(Dataset listings of figures)
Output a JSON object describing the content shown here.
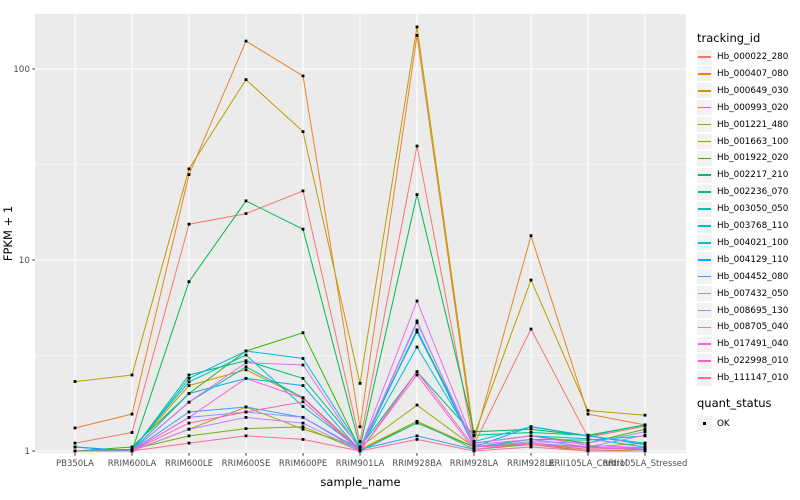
{
  "figure": {
    "y_axis": {
      "title": "FPKM + 1"
    },
    "x_axis": {
      "title": "sample_name"
    },
    "legend": {
      "tracking_title": "tracking_id",
      "quant_title": "quant_status",
      "quant_items": [
        {
          "label": "OK",
          "marker": "black-square"
        }
      ]
    }
  },
  "colors": {
    "background": "#FFFFFF",
    "panel_bg": "#EBEBEB",
    "grid": "#FFFFFF",
    "axis_text": "#4D4D4D",
    "tick_mark": "#333333",
    "point": "#000000",
    "legend_key_bg": "#F2F2F2"
  },
  "chart_data": {
    "type": "line",
    "title": "",
    "xlabel": "sample_name",
    "ylabel": "FPKM + 1",
    "x_scale": "categorical",
    "y_scale": "log10",
    "ylim": [
      1,
      195
    ],
    "y_ticks": [
      1,
      10,
      100
    ],
    "y_tick_labels": [
      "1",
      "10",
      "100"
    ],
    "y_minor_ticks": [
      3.1623,
      31.623
    ],
    "grid": "white-on-gray",
    "legend_position": "right",
    "point_marker": "black-square",
    "categories": [
      "PB350LA",
      "RRIM600LA",
      "RRIM600LE",
      "RRIM600SE",
      "RRIM600PE",
      "RRIM901LA",
      "RRIM928BA",
      "RRIM928LA",
      "RRIM928LE",
      "RRII105LA_Control",
      "RRII105LA_Stressed"
    ],
    "series": [
      {
        "name": "Hb_000022_280",
        "color": "#F8766D",
        "values": [
          1.1,
          1.25,
          15.4,
          17.5,
          23,
          1.12,
          39.5,
          1.08,
          4.35,
          1.18,
          1.35
        ]
      },
      {
        "name": "Hb_000407_080",
        "color": "#E88526",
        "values": [
          1.32,
          1.56,
          28,
          140,
          92,
          1.34,
          150,
          1.12,
          13.4,
          1.56,
          1.37
        ]
      },
      {
        "name": "Hb_000649_030",
        "color": "#D89000",
        "values": [
          1.0,
          1.02,
          2.2,
          2.66,
          1.9,
          1.02,
          1.43,
          1.05,
          1.15,
          1.05,
          1.1
        ]
      },
      {
        "name": "Hb_000993_020",
        "color": "#BB9D00",
        "values": [
          2.31,
          2.5,
          30,
          88,
          47,
          2.26,
          166,
          1.2,
          7.85,
          1.63,
          1.54
        ]
      },
      {
        "name": "Hb_001221_480",
        "color": "#A3A500",
        "values": [
          1.05,
          1.0,
          1.3,
          1.7,
          1.3,
          1.05,
          1.74,
          1.05,
          1.1,
          1.02,
          1.05
        ]
      },
      {
        "name": "Hb_001663_100",
        "color": "#7CAE00",
        "values": [
          1.0,
          1.02,
          1.2,
          1.31,
          1.34,
          1.0,
          1.43,
          1.02,
          1.08,
          1.0,
          1.02
        ]
      },
      {
        "name": "Hb_001922_020",
        "color": "#39B600",
        "values": [
          1.0,
          1.05,
          2.0,
          3.34,
          4.16,
          1.02,
          4.3,
          1.1,
          1.2,
          1.1,
          1.3
        ]
      },
      {
        "name": "Hb_002217_210",
        "color": "#00BB4E",
        "values": [
          1.0,
          1.0,
          7.7,
          20.4,
          14.5,
          1.05,
          22,
          1.26,
          1.3,
          1.2,
          1.37
        ]
      },
      {
        "name": "Hb_002236_070",
        "color": "#00BF7D",
        "values": [
          1.05,
          1.0,
          2.5,
          2.97,
          2.4,
          1.05,
          2.6,
          1.21,
          1.25,
          1.21,
          1.37
        ]
      },
      {
        "name": "Hb_003050_050",
        "color": "#00C1A3",
        "values": [
          1.0,
          1.0,
          1.8,
          2.76,
          1.9,
          1.0,
          1.4,
          1.05,
          1.15,
          1.14,
          1.2
        ]
      },
      {
        "name": "Hb_003768_110",
        "color": "#00BFC4",
        "values": [
          1.0,
          1.02,
          2.3,
          3.18,
          1.71,
          1.02,
          3.5,
          1.12,
          1.34,
          1.2,
          1.1
        ]
      },
      {
        "name": "Hb_004021_100",
        "color": "#00BAE0",
        "values": [
          1.0,
          1.0,
          2.4,
          3.34,
          3.05,
          1.05,
          4.2,
          1.1,
          1.2,
          1.16,
          1.05
        ]
      },
      {
        "name": "Hb_004129_110",
        "color": "#00B0F6",
        "values": [
          1.05,
          1.0,
          2.0,
          2.4,
          2.2,
          1.0,
          4.3,
          1.05,
          1.34,
          1.2,
          1.08
        ]
      },
      {
        "name": "Hb_004452_080",
        "color": "#35A2FF",
        "values": [
          1.0,
          1.0,
          1.6,
          1.7,
          1.5,
          1.02,
          1.2,
          1.02,
          1.1,
          1.05,
          1.02
        ]
      },
      {
        "name": "Hb_007432_050",
        "color": "#9590FF",
        "values": [
          1.0,
          1.0,
          1.5,
          1.6,
          1.5,
          1.0,
          4.8,
          1.05,
          1.12,
          1.1,
          1.26
        ]
      },
      {
        "name": "Hb_008695_130",
        "color": "#C77CFF",
        "values": [
          1.0,
          1.0,
          1.3,
          1.5,
          1.4,
          1.0,
          4.7,
          1.08,
          1.15,
          1.05,
          1.21
        ]
      },
      {
        "name": "Hb_008705_040",
        "color": "#E76BF3",
        "values": [
          1.0,
          1.0,
          1.8,
          2.9,
          2.82,
          1.02,
          6.1,
          1.1,
          1.2,
          1.07,
          1.04
        ]
      },
      {
        "name": "Hb_017491_040",
        "color": "#FA62DB",
        "values": [
          1.0,
          1.0,
          1.5,
          2.4,
          1.89,
          1.0,
          2.5,
          1.02,
          1.1,
          1.04,
          1.04
        ]
      },
      {
        "name": "Hb_022998_010",
        "color": "#FF62BC",
        "values": [
          1.0,
          1.0,
          1.4,
          1.6,
          1.81,
          1.0,
          2.6,
          1.05,
          1.08,
          1.02,
          1.04
        ]
      },
      {
        "name": "Hb_111147_010",
        "color": "#FF6A98",
        "values": [
          1.0,
          1.0,
          1.1,
          1.2,
          1.15,
          1.0,
          1.15,
          1.0,
          1.05,
          1.0,
          1.0
        ]
      }
    ],
    "quant_status": {
      "title": "quant_status",
      "values": [
        "OK"
      ]
    }
  }
}
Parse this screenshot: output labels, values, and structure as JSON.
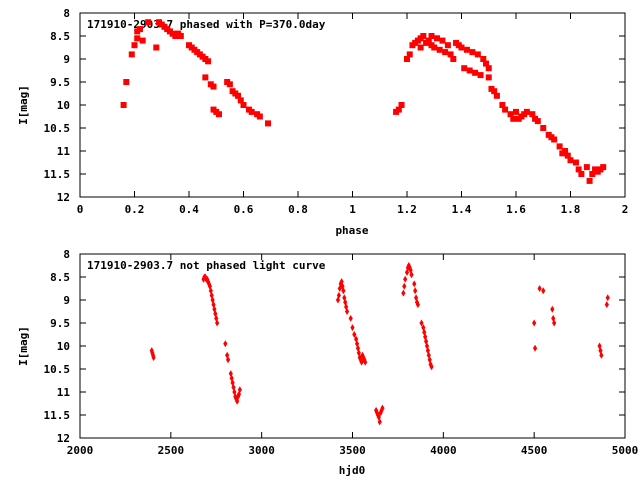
{
  "chart_data": [
    {
      "type": "scatter",
      "title": "171910-2903.7 phased with P=370.0day",
      "xlabel": "phase",
      "ylabel": "I[mag]",
      "xlim": [
        0,
        2
      ],
      "ylim": [
        8,
        12
      ],
      "y_inverted": true,
      "xticks": [
        "0",
        "0.2",
        "0.4",
        "0.6",
        "0.8",
        "1",
        "1.2",
        "1.4",
        "1.6",
        "1.8",
        "2"
      ],
      "yticks": [
        "8",
        "8.5",
        "9",
        "9.5",
        "10",
        "10.5",
        "11",
        "11.5",
        "12"
      ],
      "marker": "filled-square",
      "color": "#ff0000",
      "series": [
        {
          "x": [
            0.16,
            0.17,
            0.19,
            0.2,
            0.21,
            0.21,
            0.22,
            0.23,
            0.25,
            0.28,
            0.29,
            0.3,
            0.31,
            0.32,
            0.33,
            0.34,
            0.35,
            0.36,
            0.36,
            0.37,
            0.4,
            0.41,
            0.42,
            0.43,
            0.44,
            0.45,
            0.46,
            0.46,
            0.47,
            0.48,
            0.49,
            0.49,
            0.5,
            0.51,
            0.54,
            0.55,
            0.56,
            0.57,
            0.58,
            0.59,
            0.6,
            0.62,
            0.63,
            0.65,
            0.66,
            0.69,
            1.16,
            1.17,
            1.18,
            1.2,
            1.21,
            1.22,
            1.23,
            1.24,
            1.25,
            1.25,
            1.26,
            1.27,
            1.28,
            1.29,
            1.29,
            1.3,
            1.31,
            1.32,
            1.33,
            1.34,
            1.35,
            1.36,
            1.37,
            1.38,
            1.39,
            1.4,
            1.41,
            1.42,
            1.43,
            1.44,
            1.45,
            1.46,
            1.47,
            1.48,
            1.49,
            1.5,
            1.5,
            1.51,
            1.52,
            1.53,
            1.55,
            1.56,
            1.58,
            1.59,
            1.6,
            1.61,
            1.62,
            1.63,
            1.64,
            1.66,
            1.67,
            1.68,
            1.7,
            1.72,
            1.73,
            1.74,
            1.76,
            1.77,
            1.78,
            1.79,
            1.8,
            1.82,
            1.83,
            1.84,
            1.86,
            1.87,
            1.88,
            1.89,
            1.9,
            1.91,
            1.92
          ],
          "y": [
            10.0,
            9.5,
            8.9,
            8.7,
            8.55,
            8.4,
            8.35,
            8.6,
            8.2,
            8.75,
            8.2,
            8.25,
            8.3,
            8.35,
            8.4,
            8.45,
            8.5,
            8.45,
            8.45,
            8.5,
            8.7,
            8.75,
            8.8,
            8.85,
            8.9,
            8.95,
            9.0,
            9.4,
            9.05,
            9.55,
            9.6,
            10.1,
            10.15,
            10.2,
            9.5,
            9.55,
            9.7,
            9.75,
            9.8,
            9.9,
            10.0,
            10.1,
            10.15,
            10.2,
            10.25,
            10.4,
            10.15,
            10.1,
            10.0,
            9.0,
            8.9,
            8.7,
            8.65,
            8.6,
            8.55,
            8.75,
            8.5,
            8.65,
            8.6,
            8.7,
            8.5,
            8.75,
            8.55,
            8.8,
            8.6,
            8.85,
            8.7,
            8.9,
            9.0,
            8.65,
            8.7,
            8.75,
            9.2,
            8.8,
            9.25,
            8.85,
            9.3,
            8.9,
            9.35,
            9.0,
            9.1,
            9.4,
            9.2,
            9.65,
            9.7,
            9.8,
            10.0,
            10.1,
            10.2,
            10.3,
            10.15,
            10.3,
            10.25,
            10.2,
            10.15,
            10.2,
            10.3,
            10.35,
            10.5,
            10.65,
            10.7,
            10.75,
            10.9,
            11.05,
            11.0,
            11.1,
            11.2,
            11.25,
            11.4,
            11.5,
            11.35,
            11.65,
            11.5,
            11.4,
            11.45,
            11.4,
            11.35
          ]
        }
      ]
    },
    {
      "type": "scatter",
      "title": "171910-2903.7 not phased light curve",
      "xlabel": "hjd0",
      "ylabel": "I[mag]",
      "xlim": [
        2000,
        5000
      ],
      "ylim": [
        8,
        12
      ],
      "y_inverted": true,
      "xticks": [
        "2000",
        "2500",
        "3000",
        "3500",
        "4000",
        "4500",
        "5000"
      ],
      "yticks": [
        "8",
        "8.5",
        "9",
        "9.5",
        "10",
        "10.5",
        "11",
        "11.5",
        "12"
      ],
      "marker": "small-diamond",
      "color": "#ff0000",
      "series": [
        {
          "x": [
            2395,
            2398,
            2402,
            2405,
            2680,
            2685,
            2690,
            2695,
            2700,
            2705,
            2710,
            2715,
            2720,
            2725,
            2730,
            2735,
            2740,
            2745,
            2750,
            2755,
            2800,
            2810,
            2815,
            2830,
            2835,
            2840,
            2845,
            2850,
            2855,
            2860,
            2865,
            2870,
            2875,
            2880,
            3420,
            3425,
            3430,
            3435,
            3440,
            3445,
            3450,
            3455,
            3460,
            3465,
            3470,
            3490,
            3500,
            3510,
            3520,
            3525,
            3530,
            3535,
            3540,
            3545,
            3550,
            3555,
            3560,
            3565,
            3570,
            3630,
            3635,
            3640,
            3645,
            3650,
            3655,
            3660,
            3665,
            3780,
            3785,
            3790,
            3800,
            3805,
            3810,
            3815,
            3820,
            3825,
            3840,
            3845,
            3850,
            3855,
            3860,
            3880,
            3890,
            3895,
            3900,
            3905,
            3910,
            3915,
            3920,
            3925,
            3930,
            3935,
            4500,
            4505,
            4530,
            4550,
            4600,
            4605,
            4610,
            4860,
            4865,
            4870,
            4900,
            4905
          ],
          "y": [
            10.1,
            10.15,
            10.2,
            10.25,
            8.55,
            8.5,
            8.5,
            8.55,
            8.55,
            8.6,
            8.65,
            8.7,
            8.8,
            8.9,
            9.0,
            9.1,
            9.2,
            9.3,
            9.4,
            9.5,
            9.95,
            10.2,
            10.3,
            10.6,
            10.7,
            10.8,
            10.9,
            11.0,
            11.1,
            11.15,
            11.2,
            11.1,
            11.05,
            10.95,
            9.0,
            8.9,
            8.75,
            8.65,
            8.6,
            8.7,
            8.8,
            8.95,
            9.05,
            9.15,
            9.25,
            9.4,
            9.6,
            9.75,
            9.85,
            9.95,
            10.05,
            10.15,
            10.25,
            10.3,
            10.35,
            10.2,
            10.25,
            10.3,
            10.35,
            11.4,
            11.45,
            11.5,
            11.55,
            11.65,
            11.45,
            11.4,
            11.35,
            8.85,
            8.7,
            8.55,
            8.4,
            8.3,
            8.25,
            8.3,
            8.35,
            8.45,
            8.65,
            8.8,
            8.95,
            9.05,
            9.1,
            9.5,
            9.6,
            9.7,
            9.8,
            9.9,
            10.0,
            10.1,
            10.2,
            10.3,
            10.4,
            10.45,
            9.5,
            10.05,
            8.75,
            8.8,
            9.2,
            9.4,
            9.5,
            10.0,
            10.1,
            10.2,
            9.1,
            8.95
          ]
        }
      ]
    }
  ]
}
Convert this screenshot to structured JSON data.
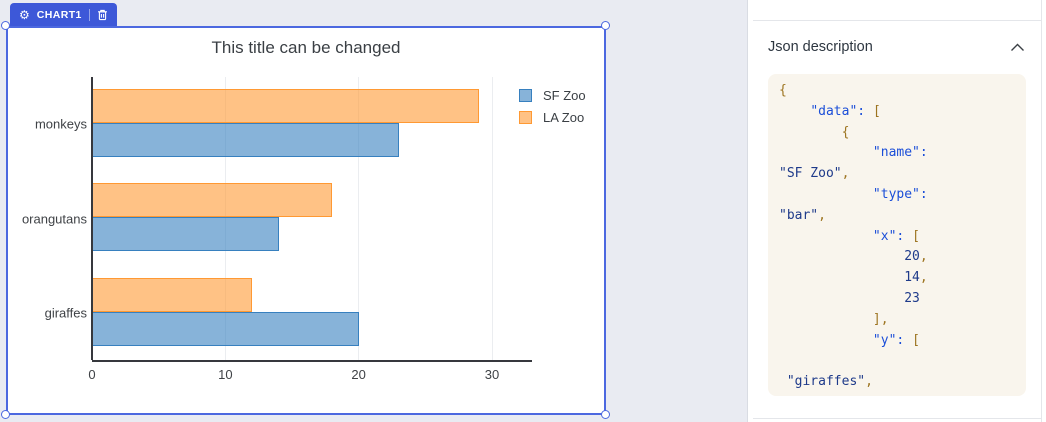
{
  "canvas": {
    "badge": {
      "label": "CHART1",
      "color": "#3d58d8",
      "icons": [
        "gear-icon",
        "trash-icon"
      ]
    },
    "selection_border_color": "#4c68e0"
  },
  "chart_data": {
    "type": "bar",
    "orientation": "horizontal",
    "title": "This title can be changed",
    "categories": [
      "monkeys",
      "orangutans",
      "giraffes"
    ],
    "series": [
      {
        "name": "SF Zoo",
        "fill": "rgba(55,128,191,0.6)",
        "border": "#3780bf",
        "values": [
          23,
          14,
          20
        ]
      },
      {
        "name": "LA Zoo",
        "fill": "rgba(255,153,51,0.6)",
        "border": "#ff9933",
        "values": [
          29,
          18,
          12
        ]
      }
    ],
    "xticks": [
      0,
      10,
      20,
      30
    ],
    "xlim": [
      0,
      33
    ],
    "grid": true,
    "legend_position": "top-right",
    "xlabel": "",
    "ylabel": ""
  },
  "panel": {
    "title": "Json description",
    "collapse_icon": "chevron-up-icon",
    "code": {
      "background": "#f9f5ed",
      "lines": [
        [
          [
            "p",
            "{"
          ]
        ],
        [
          [
            "s",
            "    "
          ],
          [
            "k",
            "\"data\":"
          ],
          [
            "s",
            " "
          ],
          [
            "p",
            "["
          ]
        ],
        [
          [
            "s",
            "        "
          ],
          [
            "p",
            "{"
          ]
        ],
        [
          [
            "s",
            "            "
          ],
          [
            "k",
            "\"name\":"
          ]
        ],
        [
          [
            "v",
            "\"SF Zoo\""
          ],
          [
            "p",
            ","
          ]
        ],
        [
          [
            "s",
            "            "
          ],
          [
            "k",
            "\"type\":"
          ]
        ],
        [
          [
            "v",
            "\"bar\""
          ],
          [
            "p",
            ","
          ]
        ],
        [
          [
            "s",
            "            "
          ],
          [
            "k",
            "\"x\":"
          ],
          [
            "s",
            " "
          ],
          [
            "p",
            "["
          ]
        ],
        [
          [
            "s",
            "                "
          ],
          [
            "v",
            "20"
          ],
          [
            "p",
            ","
          ]
        ],
        [
          [
            "s",
            "                "
          ],
          [
            "v",
            "14"
          ],
          [
            "p",
            ","
          ]
        ],
        [
          [
            "s",
            "                "
          ],
          [
            "v",
            "23"
          ]
        ],
        [
          [
            "s",
            "            "
          ],
          [
            "p",
            "],"
          ]
        ],
        [
          [
            "s",
            "            "
          ],
          [
            "k",
            "\"y\":"
          ],
          [
            "s",
            " "
          ],
          [
            "p",
            "["
          ]
        ],
        [
          [
            "s",
            ""
          ]
        ],
        [
          [
            "s",
            " "
          ],
          [
            "v",
            "\"giraffes\""
          ],
          [
            "p",
            ","
          ]
        ]
      ]
    }
  }
}
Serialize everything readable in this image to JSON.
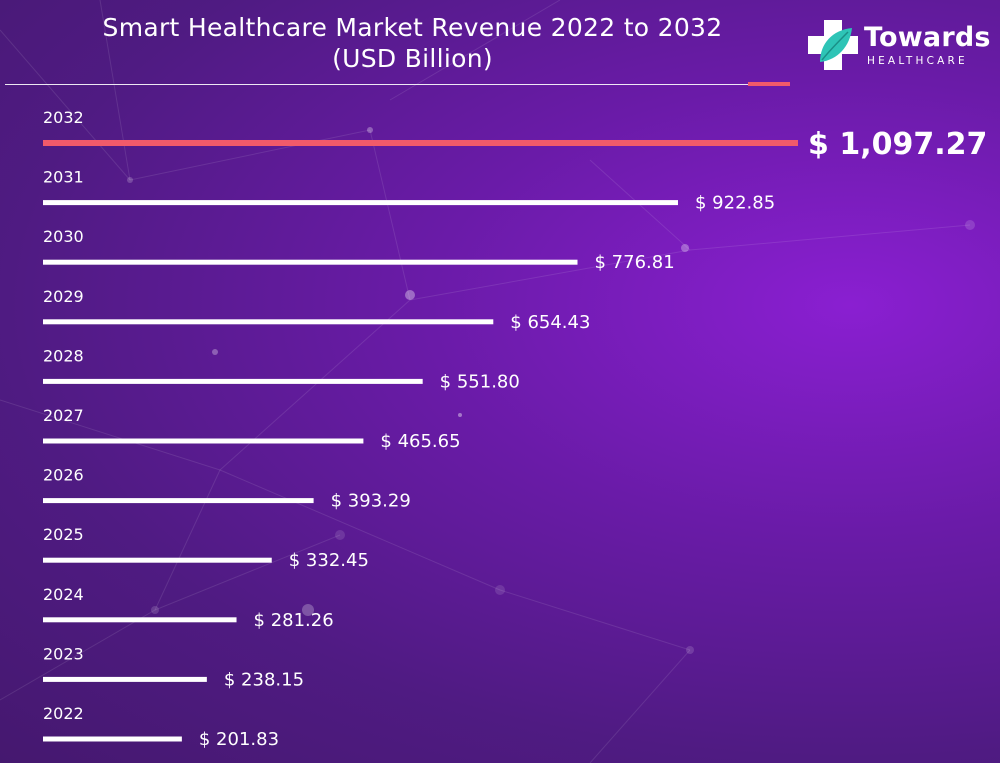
{
  "header": {
    "title_line1": "Smart Healthcare Market Revenue 2022 to 2032",
    "title_line2": "(USD Billion)"
  },
  "logo": {
    "name": "Towards",
    "tagline": "HEALTHCARE"
  },
  "colors": {
    "bar": "#ffffff",
    "highlight_bar": "#f15a6a",
    "background_start": "#45186f",
    "background_end": "#8a1fd1",
    "text": "#ffffff"
  },
  "chart_data": {
    "type": "bar",
    "orientation": "horizontal",
    "title": "Smart Healthcare Market Revenue 2022 to 2032 (USD Billion)",
    "categories": [
      "2032",
      "2031",
      "2030",
      "2029",
      "2028",
      "2027",
      "2026",
      "2025",
      "2024",
      "2023",
      "2022"
    ],
    "values": [
      1097.27,
      922.85,
      776.81,
      654.43,
      551.8,
      465.65,
      393.29,
      332.45,
      281.26,
      238.15,
      201.83
    ],
    "value_labels": [
      "$ 1,097.27",
      "$ 922.85",
      "$ 776.81",
      "$ 654.43",
      "$ 551.80",
      "$ 465.65",
      "$ 393.29",
      "$ 332.45",
      "$ 281.26",
      "$ 238.15",
      "$ 201.83"
    ],
    "highlight_category": "2032",
    "xlabel": "",
    "ylabel": "",
    "legend": "none",
    "grid": false
  }
}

→ WHAT NEEDS TO BE DONE:
Show every line from the entries above in which the word "screenshot" appears.

→ ANSWER BELOW:
Parse this screenshot: output labels, values, and structure as JSON.
Convert this screenshot to structured JSON data.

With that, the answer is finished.